Goal of the exercise: Each entry below should be reproduced character for character.

——

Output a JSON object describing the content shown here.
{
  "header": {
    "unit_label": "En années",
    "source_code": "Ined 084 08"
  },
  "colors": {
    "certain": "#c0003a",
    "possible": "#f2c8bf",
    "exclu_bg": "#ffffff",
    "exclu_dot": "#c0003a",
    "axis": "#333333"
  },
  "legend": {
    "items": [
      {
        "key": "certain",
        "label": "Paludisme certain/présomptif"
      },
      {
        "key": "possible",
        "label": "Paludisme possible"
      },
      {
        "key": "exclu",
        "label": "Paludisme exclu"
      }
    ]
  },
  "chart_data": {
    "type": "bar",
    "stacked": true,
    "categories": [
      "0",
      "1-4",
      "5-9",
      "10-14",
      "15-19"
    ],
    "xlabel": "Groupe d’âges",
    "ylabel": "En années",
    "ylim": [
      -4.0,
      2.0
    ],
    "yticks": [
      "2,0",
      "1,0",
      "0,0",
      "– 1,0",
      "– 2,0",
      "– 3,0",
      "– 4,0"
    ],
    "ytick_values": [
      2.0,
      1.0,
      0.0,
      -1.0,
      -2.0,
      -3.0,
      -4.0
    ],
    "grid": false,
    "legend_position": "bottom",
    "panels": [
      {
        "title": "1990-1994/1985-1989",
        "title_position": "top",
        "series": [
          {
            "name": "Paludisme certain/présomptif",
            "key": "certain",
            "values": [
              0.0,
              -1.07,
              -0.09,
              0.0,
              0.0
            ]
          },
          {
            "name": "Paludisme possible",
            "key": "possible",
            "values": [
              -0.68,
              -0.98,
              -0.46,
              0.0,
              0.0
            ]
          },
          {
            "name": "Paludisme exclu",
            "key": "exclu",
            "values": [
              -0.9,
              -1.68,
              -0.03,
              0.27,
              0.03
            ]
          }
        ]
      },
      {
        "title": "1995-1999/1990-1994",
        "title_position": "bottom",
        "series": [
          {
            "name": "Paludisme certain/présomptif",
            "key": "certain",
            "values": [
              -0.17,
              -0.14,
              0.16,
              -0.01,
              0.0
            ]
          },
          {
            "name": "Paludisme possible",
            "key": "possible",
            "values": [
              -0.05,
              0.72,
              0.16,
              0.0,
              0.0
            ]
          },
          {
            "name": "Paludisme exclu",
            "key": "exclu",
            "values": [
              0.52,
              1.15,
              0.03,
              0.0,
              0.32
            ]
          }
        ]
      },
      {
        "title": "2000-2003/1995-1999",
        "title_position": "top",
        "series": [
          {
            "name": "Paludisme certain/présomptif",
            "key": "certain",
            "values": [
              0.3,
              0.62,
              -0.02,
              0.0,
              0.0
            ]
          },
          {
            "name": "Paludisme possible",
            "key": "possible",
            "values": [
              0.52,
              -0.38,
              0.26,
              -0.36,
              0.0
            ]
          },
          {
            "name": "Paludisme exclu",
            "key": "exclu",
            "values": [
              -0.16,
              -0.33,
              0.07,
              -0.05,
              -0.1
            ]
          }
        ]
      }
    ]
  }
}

——

Answer to this exercise:
Output a JSON object describing the content shown here.
{
  "header": {
    "unit_label": "En années",
    "source_code": "Ined 084 08"
  },
  "colors": {
    "certain": "#c0003a",
    "possible": "#f2c8bf",
    "exclu_bg": "#ffffff",
    "exclu_dot": "#c0003a",
    "axis": "#333333"
  },
  "legend": {
    "items": [
      {
        "key": "certain",
        "label": "Paludisme certain/présomptif"
      },
      {
        "key": "possible",
        "label": "Paludisme possible"
      },
      {
        "key": "exclu",
        "label": "Paludisme exclu"
      }
    ]
  },
  "chart_data": {
    "type": "bar",
    "stacked": true,
    "categories": [
      "0",
      "1-4",
      "5-9",
      "10-14",
      "15-19"
    ],
    "xlabel": "Groupe d’âges",
    "ylabel": "En années",
    "ylim": [
      -4.0,
      2.0
    ],
    "yticks": [
      "2,0",
      "1,0",
      "0,0",
      "– 1,0",
      "– 2,0",
      "– 3,0",
      "– 4,0"
    ],
    "ytick_values": [
      2.0,
      1.0,
      0.0,
      -1.0,
      -2.0,
      -3.0,
      -4.0
    ],
    "grid": false,
    "legend_position": "bottom",
    "panels": [
      {
        "title": "1990-1994/1985-1989",
        "title_position": "top",
        "series": [
          {
            "name": "Paludisme certain/présomptif",
            "key": "certain",
            "values": [
              0.0,
              -1.07,
              -0.09,
              0.0,
              0.0
            ]
          },
          {
            "name": "Paludisme possible",
            "key": "possible",
            "values": [
              -0.68,
              -0.98,
              -0.46,
              0.0,
              0.0
            ]
          },
          {
            "name": "Paludisme exclu",
            "key": "exclu",
            "values": [
              -0.9,
              -1.68,
              -0.03,
              0.27,
              0.03
            ]
          }
        ]
      },
      {
        "title": "1995-1999/1990-1994",
        "title_position": "bottom",
        "series": [
          {
            "name": "Paludisme certain/présomptif",
            "key": "certain",
            "values": [
              -0.17,
              -0.14,
              0.16,
              -0.01,
              0.0
            ]
          },
          {
            "name": "Paludisme possible",
            "key": "possible",
            "values": [
              -0.05,
              0.72,
              0.16,
              0.0,
              0.0
            ]
          },
          {
            "name": "Paludisme exclu",
            "key": "exclu",
            "values": [
              0.52,
              1.15,
              0.03,
              0.0,
              0.32
            ]
          }
        ]
      },
      {
        "title": "2000-2003/1995-1999",
        "title_position": "top",
        "series": [
          {
            "name": "Paludisme certain/présomptif",
            "key": "certain",
            "values": [
              0.3,
              0.62,
              -0.02,
              0.0,
              0.0
            ]
          },
          {
            "name": "Paludisme possible",
            "key": "possible",
            "values": [
              0.52,
              -0.38,
              0.26,
              -0.36,
              0.0
            ]
          },
          {
            "name": "Paludisme exclu",
            "key": "exclu",
            "values": [
              -0.16,
              -0.33,
              0.07,
              -0.05,
              -0.1
            ]
          }
        ]
      }
    ]
  }
}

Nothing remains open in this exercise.